**Directive**
Return the material word for word. Do not include pictures.

**Saved data entries**

┄┄┄┄┄┄

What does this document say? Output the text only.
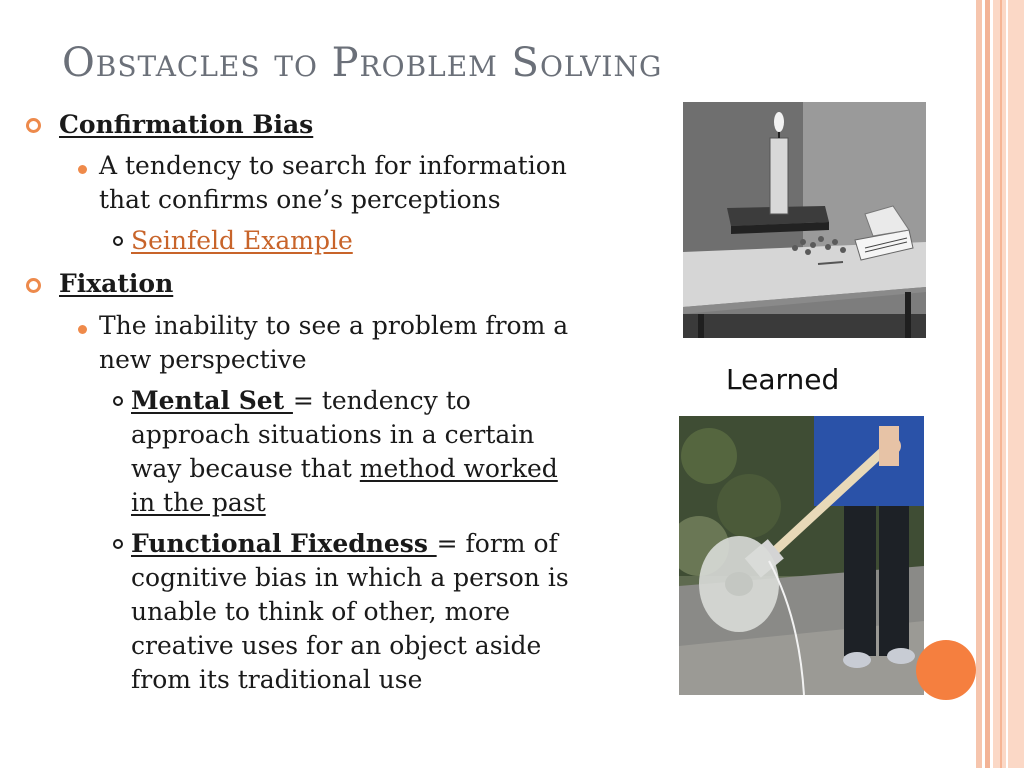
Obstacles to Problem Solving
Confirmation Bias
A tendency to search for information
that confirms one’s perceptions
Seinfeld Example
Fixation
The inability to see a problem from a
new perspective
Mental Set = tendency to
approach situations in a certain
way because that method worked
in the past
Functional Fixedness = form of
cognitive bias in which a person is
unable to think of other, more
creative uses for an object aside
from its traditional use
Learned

┄┄┄┄┄┄

**Output for this exercise**
What does this document say? Output the text only.
Obstacles to Problem Solving
Confirmation Bias
A tendency to search for information
that confirms one’s perceptions
Seinfeld Example
Fixation
The inability to see a problem from a
new perspective
Mental Set = tendency to
approach situations in a certain
way because that method worked
in the past
Functional Fixedness = form of
cognitive bias in which a person is
unable to think of other, more
creative uses for an object aside
from its traditional use
Learned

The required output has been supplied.